== EXERCISE AIM ==
Show every line that has the string "consumption" in it.
━━━━━━
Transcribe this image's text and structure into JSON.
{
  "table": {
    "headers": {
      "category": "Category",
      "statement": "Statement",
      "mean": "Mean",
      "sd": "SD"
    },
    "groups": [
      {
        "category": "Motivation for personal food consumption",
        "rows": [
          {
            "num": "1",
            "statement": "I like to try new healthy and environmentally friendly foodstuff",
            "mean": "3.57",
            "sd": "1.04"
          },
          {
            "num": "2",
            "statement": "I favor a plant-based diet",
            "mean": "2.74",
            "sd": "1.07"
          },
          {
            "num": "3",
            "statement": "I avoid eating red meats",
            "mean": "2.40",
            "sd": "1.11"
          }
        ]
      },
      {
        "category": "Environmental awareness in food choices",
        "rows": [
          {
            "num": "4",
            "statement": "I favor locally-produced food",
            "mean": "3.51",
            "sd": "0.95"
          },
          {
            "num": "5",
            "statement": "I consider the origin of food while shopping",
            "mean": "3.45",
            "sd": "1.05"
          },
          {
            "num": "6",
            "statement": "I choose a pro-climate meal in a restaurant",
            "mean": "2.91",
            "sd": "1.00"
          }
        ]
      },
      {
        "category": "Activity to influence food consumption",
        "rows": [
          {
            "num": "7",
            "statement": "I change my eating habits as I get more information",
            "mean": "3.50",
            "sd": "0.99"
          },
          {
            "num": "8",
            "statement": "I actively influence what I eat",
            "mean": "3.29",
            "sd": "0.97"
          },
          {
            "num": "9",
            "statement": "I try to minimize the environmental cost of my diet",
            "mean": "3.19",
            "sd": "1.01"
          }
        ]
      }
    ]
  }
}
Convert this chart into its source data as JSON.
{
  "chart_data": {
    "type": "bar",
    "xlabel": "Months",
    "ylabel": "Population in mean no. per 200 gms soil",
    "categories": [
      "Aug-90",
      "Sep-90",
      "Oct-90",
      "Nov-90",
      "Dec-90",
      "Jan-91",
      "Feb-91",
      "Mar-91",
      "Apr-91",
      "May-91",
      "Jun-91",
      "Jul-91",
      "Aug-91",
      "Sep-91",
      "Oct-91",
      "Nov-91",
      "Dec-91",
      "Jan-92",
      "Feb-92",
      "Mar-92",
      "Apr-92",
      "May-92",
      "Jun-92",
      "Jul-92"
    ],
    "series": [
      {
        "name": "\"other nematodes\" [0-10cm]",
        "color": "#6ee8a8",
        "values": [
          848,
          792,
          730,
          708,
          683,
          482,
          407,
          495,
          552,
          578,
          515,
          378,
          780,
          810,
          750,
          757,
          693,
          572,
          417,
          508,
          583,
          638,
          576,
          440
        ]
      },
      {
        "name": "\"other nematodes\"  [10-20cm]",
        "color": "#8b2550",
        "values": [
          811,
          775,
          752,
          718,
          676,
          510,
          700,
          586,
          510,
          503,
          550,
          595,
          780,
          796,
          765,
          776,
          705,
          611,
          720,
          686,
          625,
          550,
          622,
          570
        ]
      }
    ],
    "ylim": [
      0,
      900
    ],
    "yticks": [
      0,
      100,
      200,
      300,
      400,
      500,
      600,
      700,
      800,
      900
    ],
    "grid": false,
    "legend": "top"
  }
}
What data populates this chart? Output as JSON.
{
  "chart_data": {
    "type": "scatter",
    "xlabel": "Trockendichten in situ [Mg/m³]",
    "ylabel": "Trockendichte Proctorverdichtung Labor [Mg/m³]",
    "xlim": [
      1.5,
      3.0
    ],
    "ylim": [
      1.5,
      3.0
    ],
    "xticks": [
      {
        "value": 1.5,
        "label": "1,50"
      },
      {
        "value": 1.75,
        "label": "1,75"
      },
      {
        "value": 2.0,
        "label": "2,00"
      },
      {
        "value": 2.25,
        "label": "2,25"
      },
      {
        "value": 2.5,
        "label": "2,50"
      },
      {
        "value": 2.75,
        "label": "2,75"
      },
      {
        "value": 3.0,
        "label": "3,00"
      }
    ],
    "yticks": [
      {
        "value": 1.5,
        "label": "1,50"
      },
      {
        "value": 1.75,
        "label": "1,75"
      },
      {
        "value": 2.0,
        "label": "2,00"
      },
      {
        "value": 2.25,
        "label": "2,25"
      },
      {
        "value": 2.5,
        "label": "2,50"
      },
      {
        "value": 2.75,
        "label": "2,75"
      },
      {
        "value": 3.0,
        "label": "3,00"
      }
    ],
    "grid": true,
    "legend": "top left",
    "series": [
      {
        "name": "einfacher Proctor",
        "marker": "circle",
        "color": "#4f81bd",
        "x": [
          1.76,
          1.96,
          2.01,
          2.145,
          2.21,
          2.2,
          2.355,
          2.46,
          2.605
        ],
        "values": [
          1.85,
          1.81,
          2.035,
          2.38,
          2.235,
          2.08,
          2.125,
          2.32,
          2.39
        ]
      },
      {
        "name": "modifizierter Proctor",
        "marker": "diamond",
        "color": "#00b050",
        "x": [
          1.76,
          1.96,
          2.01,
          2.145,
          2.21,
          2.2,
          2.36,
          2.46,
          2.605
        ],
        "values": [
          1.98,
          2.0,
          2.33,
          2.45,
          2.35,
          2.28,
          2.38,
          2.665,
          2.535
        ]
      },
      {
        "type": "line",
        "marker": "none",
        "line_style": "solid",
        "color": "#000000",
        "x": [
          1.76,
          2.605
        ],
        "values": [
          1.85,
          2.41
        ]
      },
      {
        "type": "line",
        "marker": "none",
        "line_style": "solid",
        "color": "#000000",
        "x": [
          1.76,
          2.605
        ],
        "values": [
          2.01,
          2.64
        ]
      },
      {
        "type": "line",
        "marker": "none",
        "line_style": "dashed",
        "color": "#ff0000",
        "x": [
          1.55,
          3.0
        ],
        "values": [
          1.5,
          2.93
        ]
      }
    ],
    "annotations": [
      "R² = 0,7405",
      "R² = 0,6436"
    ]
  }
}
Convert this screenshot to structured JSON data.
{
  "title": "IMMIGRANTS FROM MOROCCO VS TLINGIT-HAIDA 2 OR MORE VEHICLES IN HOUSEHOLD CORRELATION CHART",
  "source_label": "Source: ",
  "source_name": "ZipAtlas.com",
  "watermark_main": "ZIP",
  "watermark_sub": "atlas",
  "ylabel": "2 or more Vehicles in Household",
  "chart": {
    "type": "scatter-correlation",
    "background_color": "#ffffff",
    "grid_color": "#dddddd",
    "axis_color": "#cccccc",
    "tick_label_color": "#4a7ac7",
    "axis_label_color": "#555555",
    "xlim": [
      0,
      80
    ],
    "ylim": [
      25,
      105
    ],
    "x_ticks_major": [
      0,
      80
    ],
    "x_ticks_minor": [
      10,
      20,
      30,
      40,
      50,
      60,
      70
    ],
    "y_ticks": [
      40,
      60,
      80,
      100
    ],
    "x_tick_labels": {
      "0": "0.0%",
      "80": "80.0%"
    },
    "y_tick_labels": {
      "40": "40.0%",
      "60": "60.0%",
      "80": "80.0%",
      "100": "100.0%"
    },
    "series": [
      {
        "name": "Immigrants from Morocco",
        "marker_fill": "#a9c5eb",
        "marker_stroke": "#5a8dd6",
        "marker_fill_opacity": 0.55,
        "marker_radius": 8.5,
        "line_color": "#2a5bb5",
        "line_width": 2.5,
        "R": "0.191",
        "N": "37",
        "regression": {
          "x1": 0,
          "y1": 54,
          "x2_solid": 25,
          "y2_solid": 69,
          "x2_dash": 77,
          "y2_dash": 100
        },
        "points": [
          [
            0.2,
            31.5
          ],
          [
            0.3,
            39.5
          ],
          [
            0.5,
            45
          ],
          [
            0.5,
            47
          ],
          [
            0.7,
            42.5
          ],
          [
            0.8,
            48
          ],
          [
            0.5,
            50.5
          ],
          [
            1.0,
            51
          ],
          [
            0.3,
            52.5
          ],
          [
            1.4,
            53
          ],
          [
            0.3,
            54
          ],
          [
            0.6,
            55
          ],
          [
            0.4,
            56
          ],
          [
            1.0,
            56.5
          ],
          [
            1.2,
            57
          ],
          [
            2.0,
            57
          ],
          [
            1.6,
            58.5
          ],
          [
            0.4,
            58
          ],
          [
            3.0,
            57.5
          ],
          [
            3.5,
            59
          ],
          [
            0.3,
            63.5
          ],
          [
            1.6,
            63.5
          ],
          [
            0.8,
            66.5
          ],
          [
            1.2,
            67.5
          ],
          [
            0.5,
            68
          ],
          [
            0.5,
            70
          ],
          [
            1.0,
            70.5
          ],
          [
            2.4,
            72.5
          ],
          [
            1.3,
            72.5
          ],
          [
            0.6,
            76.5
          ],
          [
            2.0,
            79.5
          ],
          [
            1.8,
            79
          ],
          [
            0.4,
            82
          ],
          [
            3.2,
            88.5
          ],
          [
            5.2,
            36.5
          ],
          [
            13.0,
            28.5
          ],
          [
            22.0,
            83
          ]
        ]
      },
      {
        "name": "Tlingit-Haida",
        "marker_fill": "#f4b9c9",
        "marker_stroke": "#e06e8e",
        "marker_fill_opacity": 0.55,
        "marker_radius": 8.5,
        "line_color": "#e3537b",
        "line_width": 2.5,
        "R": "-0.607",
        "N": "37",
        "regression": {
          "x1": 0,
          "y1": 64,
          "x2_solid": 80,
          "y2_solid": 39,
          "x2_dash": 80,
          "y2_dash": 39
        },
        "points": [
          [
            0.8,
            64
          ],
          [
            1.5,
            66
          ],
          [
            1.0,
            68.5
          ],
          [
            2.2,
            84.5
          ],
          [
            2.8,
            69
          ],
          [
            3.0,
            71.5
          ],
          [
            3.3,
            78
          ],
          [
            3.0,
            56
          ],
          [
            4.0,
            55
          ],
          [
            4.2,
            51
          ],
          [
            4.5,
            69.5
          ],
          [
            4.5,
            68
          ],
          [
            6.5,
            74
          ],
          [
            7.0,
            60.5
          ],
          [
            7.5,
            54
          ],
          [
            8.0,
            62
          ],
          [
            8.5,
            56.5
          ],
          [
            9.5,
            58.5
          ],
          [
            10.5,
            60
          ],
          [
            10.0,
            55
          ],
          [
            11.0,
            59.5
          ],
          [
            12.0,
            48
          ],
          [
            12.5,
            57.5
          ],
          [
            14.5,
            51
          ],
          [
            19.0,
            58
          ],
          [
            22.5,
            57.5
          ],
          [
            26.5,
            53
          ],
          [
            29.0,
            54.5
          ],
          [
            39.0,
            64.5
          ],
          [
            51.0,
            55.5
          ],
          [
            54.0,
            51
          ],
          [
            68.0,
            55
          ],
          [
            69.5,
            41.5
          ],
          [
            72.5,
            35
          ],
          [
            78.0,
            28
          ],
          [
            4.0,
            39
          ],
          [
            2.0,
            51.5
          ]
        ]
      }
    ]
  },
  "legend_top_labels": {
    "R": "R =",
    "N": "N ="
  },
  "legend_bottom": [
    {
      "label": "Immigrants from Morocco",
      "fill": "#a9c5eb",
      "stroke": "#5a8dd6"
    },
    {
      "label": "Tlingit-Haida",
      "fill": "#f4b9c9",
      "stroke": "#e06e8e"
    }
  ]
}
━━━━━━
== OUTPUT ==
        "category": "Motivation for personal food consumption",
        "category": "Activity to influence food consumption",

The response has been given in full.